▶ _Written task_: Output every line exactly as written. Leave out pictures.
[Begin]
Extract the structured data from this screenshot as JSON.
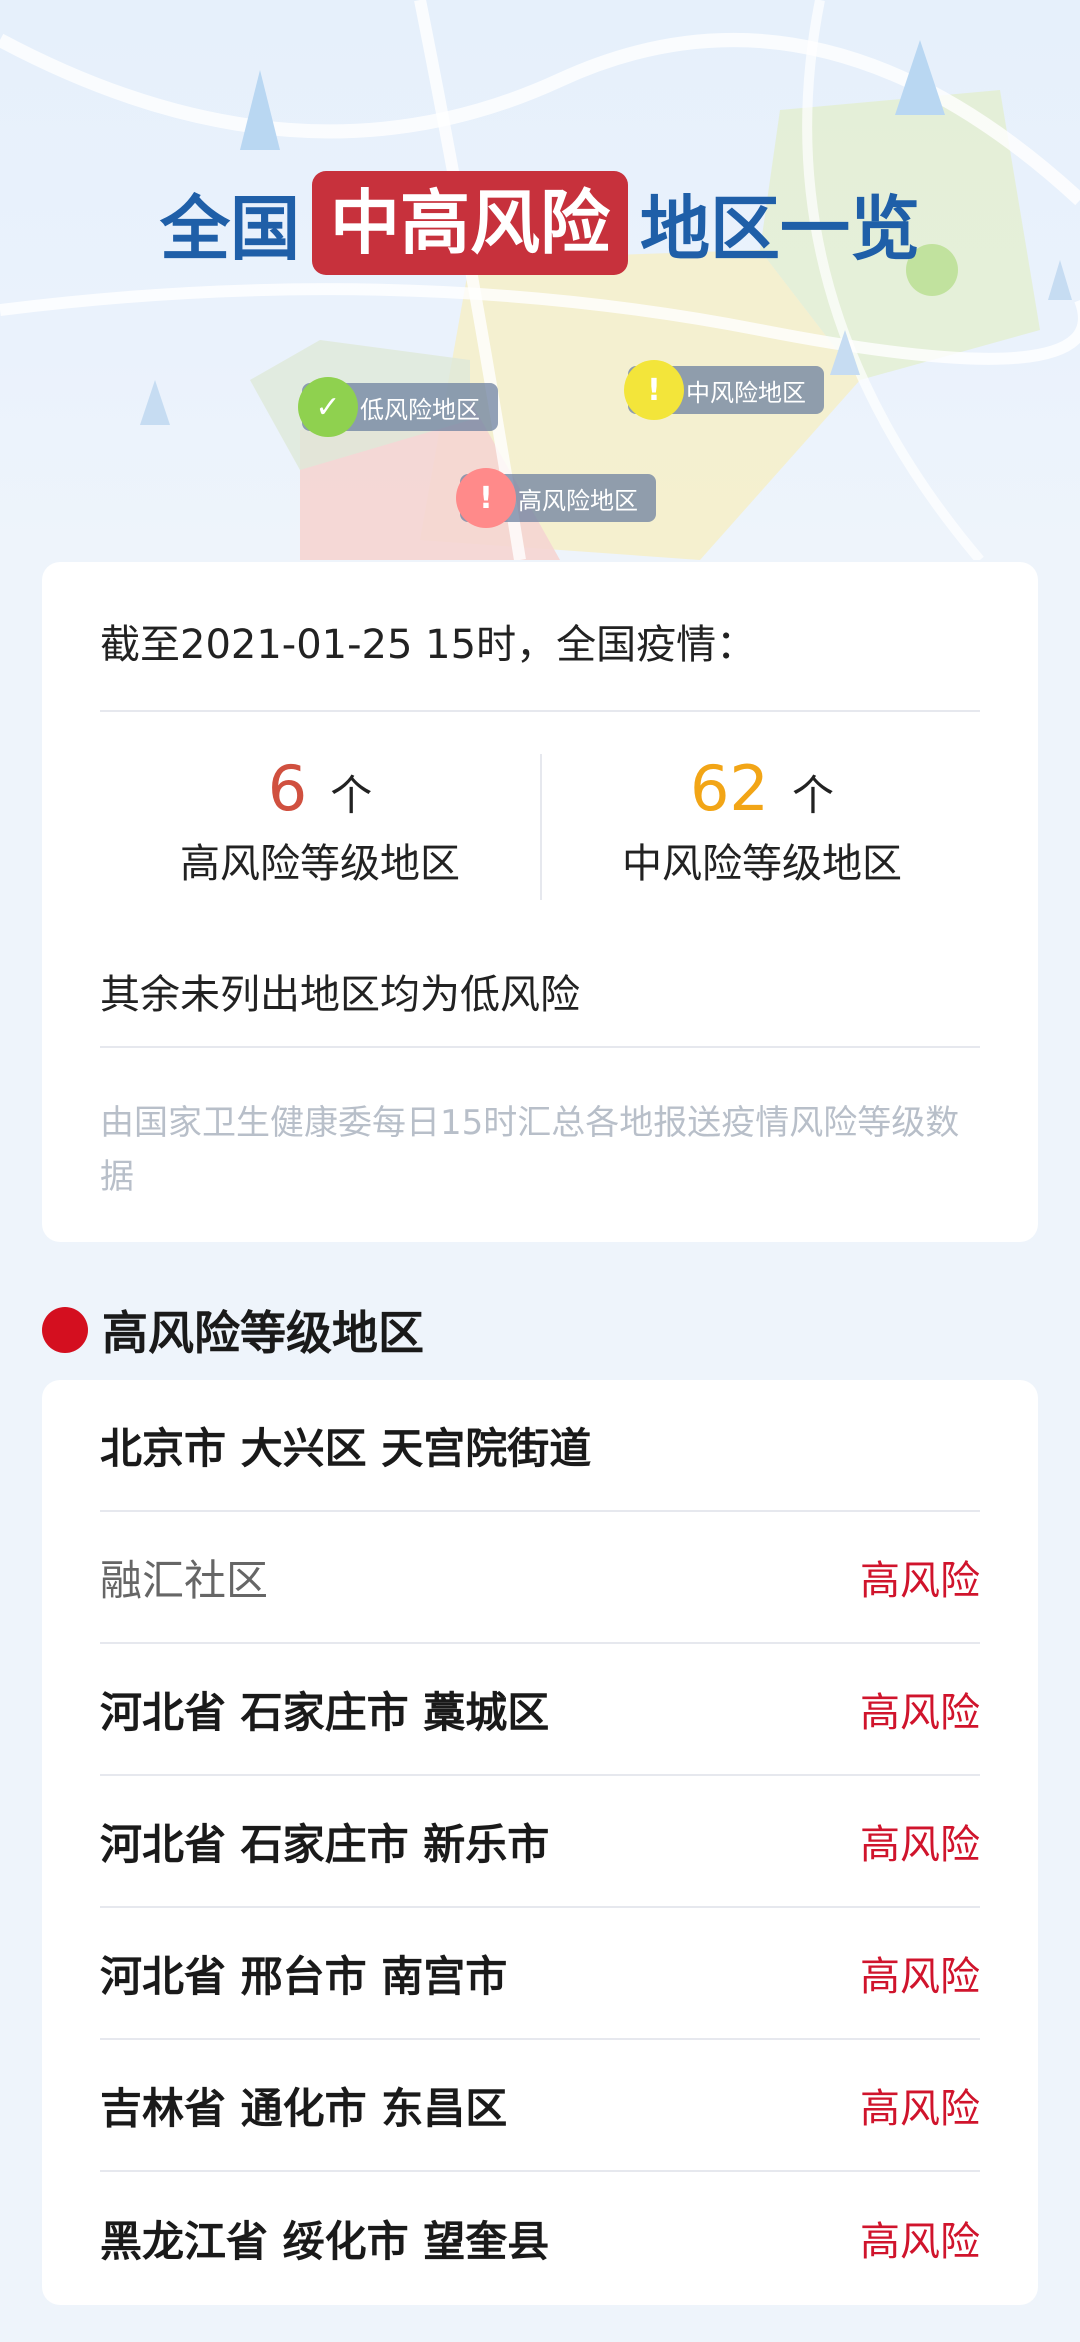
{
  "hero": {
    "title_prefix": "全国",
    "title_highlight": "中高风险",
    "title_suffix": "地区一览",
    "chips": {
      "low": "低风险地区",
      "mid": "中风险地区",
      "high": "高风险地区"
    }
  },
  "summary": {
    "as_of": "截至2021-01-25 15时，全国疫情：",
    "high": {
      "count": "6",
      "unit": "个",
      "label": "高风险等级地区"
    },
    "mid": {
      "count": "62",
      "unit": "个",
      "label": "中风险等级地区"
    },
    "rest_note": "其余未列出地区均为低风险",
    "source_note": "由国家卫生健康委每日15时汇总各地报送疫情风险等级数据"
  },
  "high_section": {
    "title": "高风险等级地区",
    "rows": [
      {
        "name": "北京市 大兴区 天宫院街道",
        "risk": ""
      },
      {
        "name": "融汇社区",
        "risk": "高风险"
      },
      {
        "name": "河北省 石家庄市 藁城区",
        "risk": "高风险"
      },
      {
        "name": "河北省 石家庄市 新乐市",
        "risk": "高风险"
      },
      {
        "name": "河北省 邢台市 南宫市",
        "risk": "高风险"
      },
      {
        "name": "吉林省 通化市 东昌区",
        "risk": "高风险"
      },
      {
        "name": "黑龙江省 绥化市 望奎县",
        "risk": "高风险"
      }
    ]
  },
  "colors": {
    "title_blue": "#1f5fa8",
    "highlight_red": "#c7313c",
    "high_count": "#d0503f",
    "mid_count": "#f2a516",
    "risk_red": "#d0142c",
    "low_dot": "#8fd14f",
    "mid_dot": "#f3e53a",
    "high_dot": "#ff8a8a"
  }
}
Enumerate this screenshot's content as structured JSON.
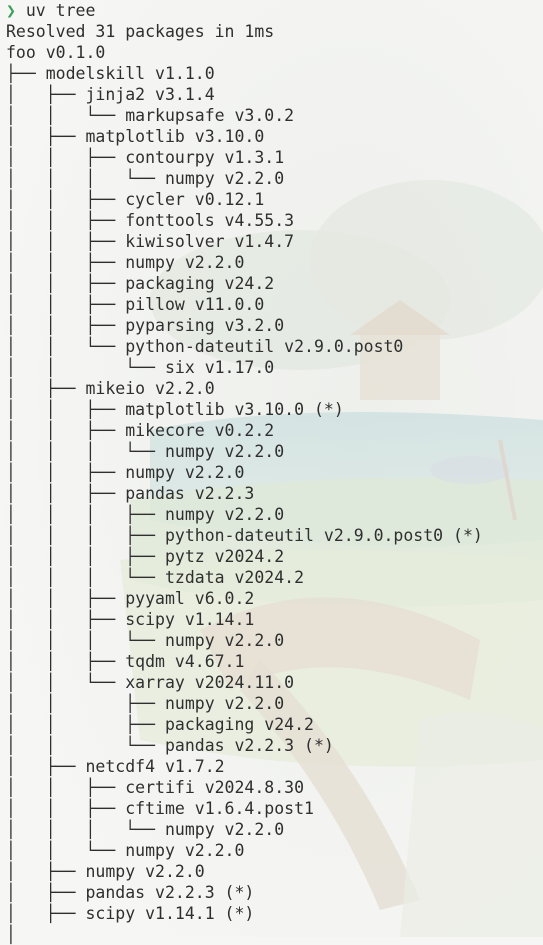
{
  "prompt": {
    "symbol": "❯",
    "command": "uv tree"
  },
  "colors": {
    "prompt_symbol": "#3e9e5a",
    "text": "#2f2f2f",
    "background": "#f6f6f4"
  },
  "output": [
    {
      "prefix": "",
      "name": "Resolved 31 packages in 1ms"
    },
    {
      "prefix": "",
      "name": "foo v0.1.0"
    },
    {
      "prefix": "├── ",
      "name": "modelskill v1.1.0"
    },
    {
      "prefix": "│   ├── ",
      "name": "jinja2 v3.1.4"
    },
    {
      "prefix": "│   │   └── ",
      "name": "markupsafe v3.0.2"
    },
    {
      "prefix": "│   ├── ",
      "name": "matplotlib v3.10.0"
    },
    {
      "prefix": "│   │   ├── ",
      "name": "contourpy v1.3.1"
    },
    {
      "prefix": "│   │   │   └── ",
      "name": "numpy v2.2.0"
    },
    {
      "prefix": "│   │   ├── ",
      "name": "cycler v0.12.1"
    },
    {
      "prefix": "│   │   ├── ",
      "name": "fonttools v4.55.3"
    },
    {
      "prefix": "│   │   ├── ",
      "name": "kiwisolver v1.4.7"
    },
    {
      "prefix": "│   │   ├── ",
      "name": "numpy v2.2.0"
    },
    {
      "prefix": "│   │   ├── ",
      "name": "packaging v24.2"
    },
    {
      "prefix": "│   │   ├── ",
      "name": "pillow v11.0.0"
    },
    {
      "prefix": "│   │   ├── ",
      "name": "pyparsing v3.2.0"
    },
    {
      "prefix": "│   │   └── ",
      "name": "python-dateutil v2.9.0.post0"
    },
    {
      "prefix": "│   │       └── ",
      "name": "six v1.17.0"
    },
    {
      "prefix": "│   ├── ",
      "name": "mikeio v2.2.0"
    },
    {
      "prefix": "│   │   ├── ",
      "name": "matplotlib v3.10.0 (*)"
    },
    {
      "prefix": "│   │   ├── ",
      "name": "mikecore v0.2.2"
    },
    {
      "prefix": "│   │   │   └── ",
      "name": "numpy v2.2.0"
    },
    {
      "prefix": "│   │   ├── ",
      "name": "numpy v2.2.0"
    },
    {
      "prefix": "│   │   ├── ",
      "name": "pandas v2.2.3"
    },
    {
      "prefix": "│   │   │   ├── ",
      "name": "numpy v2.2.0"
    },
    {
      "prefix": "│   │   │   ├── ",
      "name": "python-dateutil v2.9.0.post0 (*)"
    },
    {
      "prefix": "│   │   │   ├── ",
      "name": "pytz v2024.2"
    },
    {
      "prefix": "│   │   │   └── ",
      "name": "tzdata v2024.2"
    },
    {
      "prefix": "│   │   ├── ",
      "name": "pyyaml v6.0.2"
    },
    {
      "prefix": "│   │   ├── ",
      "name": "scipy v1.14.1"
    },
    {
      "prefix": "│   │   │   └── ",
      "name": "numpy v2.2.0"
    },
    {
      "prefix": "│   │   ├── ",
      "name": "tqdm v4.67.1"
    },
    {
      "prefix": "│   │   └── ",
      "name": "xarray v2024.11.0"
    },
    {
      "prefix": "│   │       ├── ",
      "name": "numpy v2.2.0"
    },
    {
      "prefix": "│   │       ├── ",
      "name": "packaging v24.2"
    },
    {
      "prefix": "│   │       └── ",
      "name": "pandas v2.2.3 (*)"
    },
    {
      "prefix": "│   ├── ",
      "name": "netcdf4 v1.7.2"
    },
    {
      "prefix": "│   │   ├── ",
      "name": "certifi v2024.8.30"
    },
    {
      "prefix": "│   │   ├── ",
      "name": "cftime v1.6.4.post1"
    },
    {
      "prefix": "│   │   │   └── ",
      "name": "numpy v2.2.0"
    },
    {
      "prefix": "│   │   └── ",
      "name": "numpy v2.2.0"
    },
    {
      "prefix": "│   ├── ",
      "name": "numpy v2.2.0"
    },
    {
      "prefix": "│   ├── ",
      "name": "pandas v2.2.3 (*)"
    },
    {
      "prefix": "│   ├── ",
      "name": "scipy v1.14.1 (*)"
    },
    {
      "prefix": "│",
      "name": ""
    }
  ]
}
[End]
▶ _Answer in full_:
Extract the structured data from this screenshot as JSON.
{
  "hero": {
    "title_prefix": "全国",
    "title_highlight": "中高风险",
    "title_suffix": "地区一览",
    "chips": {
      "low": "低风险地区",
      "mid": "中风险地区",
      "high": "高风险地区"
    }
  },
  "summary": {
    "as_of": "截至2021-01-25 15时，全国疫情：",
    "high": {
      "count": "6",
      "unit": "个",
      "label": "高风险等级地区"
    },
    "mid": {
      "count": "62",
      "unit": "个",
      "label": "中风险等级地区"
    },
    "rest_note": "其余未列出地区均为低风险",
    "source_note": "由国家卫生健康委每日15时汇总各地报送疫情风险等级数据"
  },
  "high_section": {
    "title": "高风险等级地区",
    "rows": [
      {
        "name": "北京市 大兴区 天宫院街道",
        "risk": ""
      },
      {
        "name": "融汇社区",
        "risk": "高风险"
      },
      {
        "name": "河北省 石家庄市 藁城区",
        "risk": "高风险"
      },
      {
        "name": "河北省 石家庄市 新乐市",
        "risk": "高风险"
      },
      {
        "name": "河北省 邢台市 南宫市",
        "risk": "高风险"
      },
      {
        "name": "吉林省 通化市 东昌区",
        "risk": "高风险"
      },
      {
        "name": "黑龙江省 绥化市 望奎县",
        "risk": "高风险"
      }
    ]
  },
  "colors": {
    "title_blue": "#1f5fa8",
    "highlight_red": "#c7313c",
    "high_count": "#d0503f",
    "mid_count": "#f2a516",
    "risk_red": "#d0142c",
    "low_dot": "#8fd14f",
    "mid_dot": "#f3e53a",
    "high_dot": "#ff8a8a"
  }
}
Enumerate this screenshot's content as structured JSON.
{
  "prompt": {
    "symbol": "❯",
    "command": "uv tree"
  },
  "colors": {
    "prompt_symbol": "#3e9e5a",
    "text": "#2f2f2f",
    "background": "#f6f6f4"
  },
  "output": [
    {
      "prefix": "",
      "name": "Resolved 31 packages in 1ms"
    },
    {
      "prefix": "",
      "name": "foo v0.1.0"
    },
    {
      "prefix": "├── ",
      "name": "modelskill v1.1.0"
    },
    {
      "prefix": "│   ├── ",
      "name": "jinja2 v3.1.4"
    },
    {
      "prefix": "│   │   └── ",
      "name": "markupsafe v3.0.2"
    },
    {
      "prefix": "│   ├── ",
      "name": "matplotlib v3.10.0"
    },
    {
      "prefix": "│   │   ├── ",
      "name": "contourpy v1.3.1"
    },
    {
      "prefix": "│   │   │   └── ",
      "name": "numpy v2.2.0"
    },
    {
      "prefix": "│   │   ├── ",
      "name": "cycler v0.12.1"
    },
    {
      "prefix": "│   │   ├── ",
      "name": "fonttools v4.55.3"
    },
    {
      "prefix": "│   │   ├── ",
      "name": "kiwisolver v1.4.7"
    },
    {
      "prefix": "│   │   ├── ",
      "name": "numpy v2.2.0"
    },
    {
      "prefix": "│   │   ├── ",
      "name": "packaging v24.2"
    },
    {
      "prefix": "│   │   ├── ",
      "name": "pillow v11.0.0"
    },
    {
      "prefix": "│   │   ├── ",
      "name": "pyparsing v3.2.0"
    },
    {
      "prefix": "│   │   └── ",
      "name": "python-dateutil v2.9.0.post0"
    },
    {
      "prefix": "│   │       └── ",
      "name": "six v1.17.0"
    },
    {
      "prefix": "│   ├── ",
      "name": "mikeio v2.2.0"
    },
    {
      "prefix": "│   │   ├── ",
      "name": "matplotlib v3.10.0 (*)"
    },
    {
      "prefix": "│   │   ├── ",
      "name": "mikecore v0.2.2"
    },
    {
      "prefix": "│   │   │   └── ",
      "name": "numpy v2.2.0"
    },
    {
      "prefix": "│   │   ├── ",
      "name": "numpy v2.2.0"
    },
    {
      "prefix": "│   │   ├── ",
      "name": "pandas v2.2.3"
    },
    {
      "prefix": "│   │   │   ├── ",
      "name": "numpy v2.2.0"
    },
    {
      "prefix": "│   │   │   ├── ",
      "name": "python-dateutil v2.9.0.post0 (*)"
    },
    {
      "prefix": "│   │   │   ├── ",
      "name": "pytz v2024.2"
    },
    {
      "prefix": "│   │   │   └── ",
      "name": "tzdata v2024.2"
    },
    {
      "prefix": "│   │   ├── ",
      "name": "pyyaml v6.0.2"
    },
    {
      "prefix": "│   │   ├── ",
      "name": "scipy v1.14.1"
    },
    {
      "prefix": "│   │   │   └── ",
      "name": "numpy v2.2.0"
    },
    {
      "prefix": "│   │   ├── ",
      "name": "tqdm v4.67.1"
    },
    {
      "prefix": "│   │   └── ",
      "name": "xarray v2024.11.0"
    },
    {
      "prefix": "│   │       ├── ",
      "name": "numpy v2.2.0"
    },
    {
      "prefix": "│   │       ├── ",
      "name": "packaging v24.2"
    },
    {
      "prefix": "│   │       └── ",
      "name": "pandas v2.2.3 (*)"
    },
    {
      "prefix": "│   ├── ",
      "name": "netcdf4 v1.7.2"
    },
    {
      "prefix": "│   │   ├── ",
      "name": "certifi v2024.8.30"
    },
    {
      "prefix": "│   │   ├── ",
      "name": "cftime v1.6.4.post1"
    },
    {
      "prefix": "│   │   │   └── ",
      "name": "numpy v2.2.0"
    },
    {
      "prefix": "│   │   └── ",
      "name": "numpy v2.2.0"
    },
    {
      "prefix": "│   ├── ",
      "name": "numpy v2.2.0"
    },
    {
      "prefix": "│   ├── ",
      "name": "pandas v2.2.3 (*)"
    },
    {
      "prefix": "│   ├── ",
      "name": "scipy v1.14.1 (*)"
    },
    {
      "prefix": "│",
      "name": ""
    }
  ]
}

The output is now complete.